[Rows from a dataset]
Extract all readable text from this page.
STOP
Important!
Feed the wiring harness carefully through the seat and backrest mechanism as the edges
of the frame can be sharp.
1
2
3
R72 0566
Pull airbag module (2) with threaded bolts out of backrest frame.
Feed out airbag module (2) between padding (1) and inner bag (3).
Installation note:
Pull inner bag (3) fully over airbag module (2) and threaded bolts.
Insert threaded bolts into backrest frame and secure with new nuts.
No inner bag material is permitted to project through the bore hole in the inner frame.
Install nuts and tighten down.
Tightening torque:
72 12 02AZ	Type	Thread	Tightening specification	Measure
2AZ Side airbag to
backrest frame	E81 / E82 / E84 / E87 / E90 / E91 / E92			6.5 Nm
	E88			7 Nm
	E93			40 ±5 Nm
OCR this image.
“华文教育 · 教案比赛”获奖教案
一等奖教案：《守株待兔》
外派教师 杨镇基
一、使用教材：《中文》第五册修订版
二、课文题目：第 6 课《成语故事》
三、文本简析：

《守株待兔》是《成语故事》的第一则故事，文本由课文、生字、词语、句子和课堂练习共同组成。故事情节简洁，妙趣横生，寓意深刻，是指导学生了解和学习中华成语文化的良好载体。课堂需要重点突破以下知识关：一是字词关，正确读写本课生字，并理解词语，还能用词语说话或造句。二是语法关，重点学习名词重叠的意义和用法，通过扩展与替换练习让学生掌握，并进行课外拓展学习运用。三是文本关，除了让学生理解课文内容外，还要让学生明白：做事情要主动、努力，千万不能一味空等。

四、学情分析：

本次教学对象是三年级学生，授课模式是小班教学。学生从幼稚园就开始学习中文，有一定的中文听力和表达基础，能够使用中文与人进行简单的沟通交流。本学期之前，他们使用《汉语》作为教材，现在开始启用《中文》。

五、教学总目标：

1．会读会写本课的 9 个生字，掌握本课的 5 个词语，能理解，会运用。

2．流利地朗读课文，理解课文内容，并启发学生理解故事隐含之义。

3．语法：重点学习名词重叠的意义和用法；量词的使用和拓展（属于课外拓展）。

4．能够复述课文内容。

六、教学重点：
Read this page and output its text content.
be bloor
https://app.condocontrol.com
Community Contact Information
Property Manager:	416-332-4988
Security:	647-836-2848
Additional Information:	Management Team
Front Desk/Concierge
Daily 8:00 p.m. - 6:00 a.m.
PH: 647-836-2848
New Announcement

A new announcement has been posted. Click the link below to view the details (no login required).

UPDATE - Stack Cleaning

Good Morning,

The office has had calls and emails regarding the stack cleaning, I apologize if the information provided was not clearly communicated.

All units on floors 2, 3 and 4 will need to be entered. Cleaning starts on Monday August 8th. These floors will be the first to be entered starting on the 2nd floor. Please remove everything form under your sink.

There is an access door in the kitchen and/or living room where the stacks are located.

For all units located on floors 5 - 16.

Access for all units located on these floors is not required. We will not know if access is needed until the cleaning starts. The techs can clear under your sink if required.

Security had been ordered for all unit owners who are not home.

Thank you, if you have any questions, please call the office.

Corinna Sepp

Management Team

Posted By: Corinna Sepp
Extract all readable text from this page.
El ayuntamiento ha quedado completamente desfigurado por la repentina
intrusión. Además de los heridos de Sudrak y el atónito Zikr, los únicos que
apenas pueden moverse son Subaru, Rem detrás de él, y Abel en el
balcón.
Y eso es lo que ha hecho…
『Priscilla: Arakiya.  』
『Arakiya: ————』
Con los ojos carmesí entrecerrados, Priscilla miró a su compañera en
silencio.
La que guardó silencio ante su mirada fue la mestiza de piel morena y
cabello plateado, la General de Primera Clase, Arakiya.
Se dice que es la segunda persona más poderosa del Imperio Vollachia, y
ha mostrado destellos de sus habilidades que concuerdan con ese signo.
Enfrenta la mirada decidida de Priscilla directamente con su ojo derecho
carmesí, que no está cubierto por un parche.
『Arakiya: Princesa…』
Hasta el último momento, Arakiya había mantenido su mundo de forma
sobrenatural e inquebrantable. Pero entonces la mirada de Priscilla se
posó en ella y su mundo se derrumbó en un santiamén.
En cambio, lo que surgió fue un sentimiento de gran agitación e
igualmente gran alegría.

Description of the task:
Every line of the material must be returned exactly as it appears.

Result below:
Extract all readable text from this page.
STOP
Important!
Feed the wiring harness carefully through the seat and backrest mechanism as the edges
of the frame can be sharp.
1
2
3
R72 0566
Pull airbag module (2) with threaded bolts out of backrest frame.
Feed out airbag module (2) between padding (1) and inner bag (3).
Installation note:
Pull inner bag (3) fully over airbag module (2) and threaded bolts.
Insert threaded bolts into backrest frame and secure with new nuts.
No inner bag material is permitted to project through the bore hole in the inner frame.
Install nuts and tighten down.
Tightening torque:
72 12 02AZ	Type	Thread	Tightening specification	Measure
2AZ Side airbag to
backrest frame	E81 / E82 / E84 / E87 / E90 / E91 / E92			6.5 Nm
	E88			7 Nm
	E93			40 ±5 Nm
OCR this image.
“华文教育 · 教案比赛”获奖教案
一等奖教案：《守株待兔》
外派教师 杨镇基
一、使用教材：《中文》第五册修订版
二、课文题目：第 6 课《成语故事》
三、文本简析：

《守株待兔》是《成语故事》的第一则故事，文本由课文、生字、词语、句子和课堂练习共同组成。故事情节简洁，妙趣横生，寓意深刻，是指导学生了解和学习中华成语文化的良好载体。课堂需要重点突破以下知识关：一是字词关，正确读写本课生字，并理解词语，还能用词语说话或造句。二是语法关，重点学习名词重叠的意义和用法，通过扩展与替换练习让学生掌握，并进行课外拓展学习运用。三是文本关，除了让学生理解课文内容外，还要让学生明白：做事情要主动、努力，千万不能一味空等。

四、学情分析：

本次教学对象是三年级学生，授课模式是小班教学。学生从幼稚园就开始学习中文，有一定的中文听力和表达基础，能够使用中文与人进行简单的沟通交流。本学期之前，他们使用《汉语》作为教材，现在开始启用《中文》。

五、教学总目标：

1．会读会写本课的 9 个生字，掌握本课的 5 个词语，能理解，会运用。

2．流利地朗读课文，理解课文内容，并启发学生理解故事隐含之义。

3．语法：重点学习名词重叠的意义和用法；量词的使用和拓展（属于课外拓展）。

4．能够复述课文内容。

六、教学重点：
Read this page and output its text content.
be bloor
https://app.condocontrol.com
Community Contact Information
Property Manager:	416-332-4988
Security:	647-836-2848
Additional Information:	Management Team
Front Desk/Concierge
Daily 8:00 p.m. - 6:00 a.m.
PH: 647-836-2848
New Announcement

A new announcement has been posted. Click the link below to view the details (no login required).

UPDATE - Stack Cleaning

Good Morning,

The office has had calls and emails regarding the stack cleaning, I apologize if the information provided was not clearly communicated.

All units on floors 2, 3 and 4 will need to be entered. Cleaning starts on Monday August 8th. These floors will be the first to be entered starting on the 2nd floor. Please remove everything form under your sink.

There is an access door in the kitchen and/or living room where the stacks are located.

For all units located on floors 5 - 16.

Access for all units located on these floors is not required. We will not know if access is needed until the cleaning starts. The techs can clear under your sink if required.

Security had been ordered for all unit owners who are not home.

Thank you, if you have any questions, please call the office.

Corinna Sepp

Management Team

Posted By: Corinna Sepp
Extract all readable text from this page.
El ayuntamiento ha quedado completamente desfigurado por la repentina
intrusión. Además de los heridos de Sudrak y el atónito Zikr, los únicos que
apenas pueden moverse son Subaru, Rem detrás de él, y Abel en el
balcón.
Y eso es lo que ha hecho…
『Priscilla: Arakiya.  』
『Arakiya: ————』
Con los ojos carmesí entrecerrados, Priscilla miró a su compañera en
silencio.
La que guardó silencio ante su mirada fue la mestiza de piel morena y
cabello plateado, la General de Primera Clase, Arakiya.
Se dice que es la segunda persona más poderosa del Imperio Vollachia, y
ha mostrado destellos de sus habilidades que concuerdan con ese signo.
Enfrenta la mirada decidida de Priscilla directamente con su ojo derecho
carmesí, que no está cubierto por un parche.
『Arakiya: Princesa…』
Hasta el último momento, Arakiya había mantenido su mundo de forma
sobrenatural e inquebrantable. Pero entonces la mirada de Priscilla se
posó en ella y su mundo se derrumbó en un santiamén.
En cambio, lo que surgió fue un sentimiento de gran agitación e
igualmente gran alegría.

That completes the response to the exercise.